What to produce | The records below must be retyped exactly.

___ The data ___

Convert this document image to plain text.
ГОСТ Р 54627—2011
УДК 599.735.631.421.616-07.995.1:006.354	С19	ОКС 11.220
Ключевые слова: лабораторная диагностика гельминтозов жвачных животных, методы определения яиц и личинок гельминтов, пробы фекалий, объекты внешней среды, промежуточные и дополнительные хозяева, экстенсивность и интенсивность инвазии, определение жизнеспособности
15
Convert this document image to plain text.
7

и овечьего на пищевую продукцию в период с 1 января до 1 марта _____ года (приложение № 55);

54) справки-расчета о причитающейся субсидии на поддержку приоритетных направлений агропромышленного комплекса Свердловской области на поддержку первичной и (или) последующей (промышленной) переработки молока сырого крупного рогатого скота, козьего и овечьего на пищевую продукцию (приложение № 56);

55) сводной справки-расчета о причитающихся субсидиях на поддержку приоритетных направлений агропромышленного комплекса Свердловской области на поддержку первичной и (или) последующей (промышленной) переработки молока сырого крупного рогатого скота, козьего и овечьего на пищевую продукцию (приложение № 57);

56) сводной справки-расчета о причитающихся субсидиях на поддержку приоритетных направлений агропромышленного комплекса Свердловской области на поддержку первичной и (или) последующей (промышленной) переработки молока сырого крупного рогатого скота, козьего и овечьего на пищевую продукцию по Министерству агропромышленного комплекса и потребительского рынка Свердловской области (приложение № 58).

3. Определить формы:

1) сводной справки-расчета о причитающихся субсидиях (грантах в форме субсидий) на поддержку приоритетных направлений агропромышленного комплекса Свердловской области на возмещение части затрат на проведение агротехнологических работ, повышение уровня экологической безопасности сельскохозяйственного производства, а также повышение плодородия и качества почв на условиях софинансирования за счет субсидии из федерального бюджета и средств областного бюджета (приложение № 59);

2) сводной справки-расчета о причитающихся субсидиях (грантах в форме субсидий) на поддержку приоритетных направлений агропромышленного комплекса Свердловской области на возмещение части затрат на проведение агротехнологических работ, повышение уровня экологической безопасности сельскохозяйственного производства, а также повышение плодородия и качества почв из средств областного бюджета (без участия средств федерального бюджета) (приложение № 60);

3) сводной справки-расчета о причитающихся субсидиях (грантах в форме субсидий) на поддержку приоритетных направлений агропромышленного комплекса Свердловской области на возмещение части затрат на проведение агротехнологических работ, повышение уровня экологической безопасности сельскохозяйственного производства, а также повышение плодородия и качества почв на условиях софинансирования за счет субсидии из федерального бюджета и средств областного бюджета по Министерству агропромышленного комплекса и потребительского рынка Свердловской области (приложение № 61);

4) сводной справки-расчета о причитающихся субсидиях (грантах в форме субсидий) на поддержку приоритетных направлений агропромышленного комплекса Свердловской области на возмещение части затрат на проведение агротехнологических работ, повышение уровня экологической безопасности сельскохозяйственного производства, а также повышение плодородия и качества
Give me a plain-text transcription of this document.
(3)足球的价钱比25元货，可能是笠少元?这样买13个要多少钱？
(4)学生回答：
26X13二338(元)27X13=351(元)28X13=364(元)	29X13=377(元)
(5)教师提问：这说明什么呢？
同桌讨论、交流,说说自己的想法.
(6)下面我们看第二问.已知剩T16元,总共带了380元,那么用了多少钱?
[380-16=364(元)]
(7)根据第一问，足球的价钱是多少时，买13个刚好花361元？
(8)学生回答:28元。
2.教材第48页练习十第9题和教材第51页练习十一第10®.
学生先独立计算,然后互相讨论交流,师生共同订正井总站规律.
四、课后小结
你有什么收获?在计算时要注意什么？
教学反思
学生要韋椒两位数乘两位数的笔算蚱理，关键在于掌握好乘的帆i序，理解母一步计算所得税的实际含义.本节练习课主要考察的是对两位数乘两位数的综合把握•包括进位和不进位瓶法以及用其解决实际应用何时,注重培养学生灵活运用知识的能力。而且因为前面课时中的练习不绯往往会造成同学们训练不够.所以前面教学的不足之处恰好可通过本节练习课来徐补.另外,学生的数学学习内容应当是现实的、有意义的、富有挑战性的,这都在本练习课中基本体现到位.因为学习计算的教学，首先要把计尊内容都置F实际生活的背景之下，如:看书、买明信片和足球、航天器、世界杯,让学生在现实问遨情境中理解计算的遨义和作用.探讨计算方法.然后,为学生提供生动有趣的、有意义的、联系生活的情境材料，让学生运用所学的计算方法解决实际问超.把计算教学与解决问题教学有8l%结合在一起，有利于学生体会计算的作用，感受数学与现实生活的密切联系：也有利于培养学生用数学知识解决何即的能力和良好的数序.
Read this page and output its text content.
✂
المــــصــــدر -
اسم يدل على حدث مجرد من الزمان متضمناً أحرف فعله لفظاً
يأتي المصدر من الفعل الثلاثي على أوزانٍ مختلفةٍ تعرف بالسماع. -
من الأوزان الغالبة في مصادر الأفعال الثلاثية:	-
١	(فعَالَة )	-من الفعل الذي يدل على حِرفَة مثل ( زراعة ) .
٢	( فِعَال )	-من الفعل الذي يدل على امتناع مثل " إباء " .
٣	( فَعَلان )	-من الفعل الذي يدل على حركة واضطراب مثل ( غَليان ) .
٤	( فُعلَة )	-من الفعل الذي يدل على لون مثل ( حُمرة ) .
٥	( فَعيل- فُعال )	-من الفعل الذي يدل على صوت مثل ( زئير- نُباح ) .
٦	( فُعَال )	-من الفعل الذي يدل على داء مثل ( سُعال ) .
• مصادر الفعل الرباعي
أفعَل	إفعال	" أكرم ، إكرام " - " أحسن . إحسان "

___

Correct result |
Convert this document image to plain text.
ГОСТ Р 54627—2011
УДК 599.735.631.421.616-07.995.1:006.354	С19	ОКС 11.220
Ключевые слова: лабораторная диагностика гельминтозов жвачных животных, методы определения яиц и личинок гельминтов, пробы фекалий, объекты внешней среды, промежуточные и дополнительные хозяева, экстенсивность и интенсивность инвазии, определение жизнеспособности
15
Convert this document image to plain text.
7

и овечьего на пищевую продукцию в период с 1 января до 1 марта _____ года (приложение № 55);

54) справки-расчета о причитающейся субсидии на поддержку приоритетных направлений агропромышленного комплекса Свердловской области на поддержку первичной и (или) последующей (промышленной) переработки молока сырого крупного рогатого скота, козьего и овечьего на пищевую продукцию (приложение № 56);

55) сводной справки-расчета о причитающихся субсидиях на поддержку приоритетных направлений агропромышленного комплекса Свердловской области на поддержку первичной и (или) последующей (промышленной) переработки молока сырого крупного рогатого скота, козьего и овечьего на пищевую продукцию (приложение № 57);

56) сводной справки-расчета о причитающихся субсидиях на поддержку приоритетных направлений агропромышленного комплекса Свердловской области на поддержку первичной и (или) последующей (промышленной) переработки молока сырого крупного рогатого скота, козьего и овечьего на пищевую продукцию по Министерству агропромышленного комплекса и потребительского рынка Свердловской области (приложение № 58).

3. Определить формы:

1) сводной справки-расчета о причитающихся субсидиях (грантах в форме субсидий) на поддержку приоритетных направлений агропромышленного комплекса Свердловской области на возмещение части затрат на проведение агротехнологических работ, повышение уровня экологической безопасности сельскохозяйственного производства, а также повышение плодородия и качества почв на условиях софинансирования за счет субсидии из федерального бюджета и средств областного бюджета (приложение № 59);

2) сводной справки-расчета о причитающихся субсидиях (грантах в форме субсидий) на поддержку приоритетных направлений агропромышленного комплекса Свердловской области на возмещение части затрат на проведение агротехнологических работ, повышение уровня экологической безопасности сельскохозяйственного производства, а также повышение плодородия и качества почв из средств областного бюджета (без участия средств федерального бюджета) (приложение № 60);

3) сводной справки-расчета о причитающихся субсидиях (грантах в форме субсидий) на поддержку приоритетных направлений агропромышленного комплекса Свердловской области на возмещение части затрат на проведение агротехнологических работ, повышение уровня экологической безопасности сельскохозяйственного производства, а также повышение плодородия и качества почв на условиях софинансирования за счет субсидии из федерального бюджета и средств областного бюджета по Министерству агропромышленного комплекса и потребительского рынка Свердловской области (приложение № 61);

4) сводной справки-расчета о причитающихся субсидиях (грантах в форме субсидий) на поддержку приоритетных направлений агропромышленного комплекса Свердловской области на возмещение части затрат на проведение агротехнологических работ, повышение уровня экологической безопасности сельскохозяйственного производства, а также повышение плодородия и качества
Give me a plain-text transcription of this document.
(3)足球的价钱比25元货，可能是笠少元?这样买13个要多少钱？
(4)学生回答：
26X13二338(元)27X13=351(元)28X13=364(元)	29X13=377(元)
(5)教师提问：这说明什么呢？
同桌讨论、交流,说说自己的想法.
(6)下面我们看第二问.已知剩T16元,总共带了380元,那么用了多少钱?
[380-16=364(元)]
(7)根据第一问，足球的价钱是多少时，买13个刚好花361元？
(8)学生回答:28元。
2.教材第48页练习十第9题和教材第51页练习十一第10®.
学生先独立计算,然后互相讨论交流,师生共同订正井总站规律.
四、课后小结
你有什么收获?在计算时要注意什么？
教学反思
学生要韋椒两位数乘两位数的笔算蚱理，关键在于掌握好乘的帆i序，理解母一步计算所得税的实际含义.本节练习课主要考察的是对两位数乘两位数的综合把握•包括进位和不进位瓶法以及用其解决实际应用何时,注重培养学生灵活运用知识的能力。而且因为前面课时中的练习不绯往往会造成同学们训练不够.所以前面教学的不足之处恰好可通过本节练习课来徐补.另外,学生的数学学习内容应当是现实的、有意义的、富有挑战性的,这都在本练习课中基本体现到位.因为学习计算的教学，首先要把计尊内容都置F实际生活的背景之下，如:看书、买明信片和足球、航天器、世界杯,让学生在现实问遨情境中理解计算的遨义和作用.探讨计算方法.然后,为学生提供生动有趣的、有意义的、联系生活的情境材料，让学生运用所学的计算方法解决实际问超.把计算教学与解决问题教学有8l%结合在一起，有利于学生体会计算的作用，感受数学与现实生活的密切联系：也有利于培养学生用数学知识解决何即的能力和良好的数序.
Read this page and output its text content.
✂
المــــصــــدر -
اسم يدل على حدث مجرد من الزمان متضمناً أحرف فعله لفظاً
يأتي المصدر من الفعل الثلاثي على أوزانٍ مختلفةٍ تعرف بالسماع. -
من الأوزان الغالبة في مصادر الأفعال الثلاثية:	-
١	(فعَالَة )	-من الفعل الذي يدل على حِرفَة مثل ( زراعة ) .
٢	( فِعَال )	-من الفعل الذي يدل على امتناع مثل " إباء " .
٣	( فَعَلان )	-من الفعل الذي يدل على حركة واضطراب مثل ( غَليان ) .
٤	( فُعلَة )	-من الفعل الذي يدل على لون مثل ( حُمرة ) .
٥	( فَعيل- فُعال )	-من الفعل الذي يدل على صوت مثل ( زئير- نُباح ) .
٦	( فُعَال )	-من الفعل الذي يدل على داء مثل ( سُعال ) .
• مصادر الفعل الرباعي
أفعَل	إفعال	" أكرم ، إكرام " - " أحسن . إحسان "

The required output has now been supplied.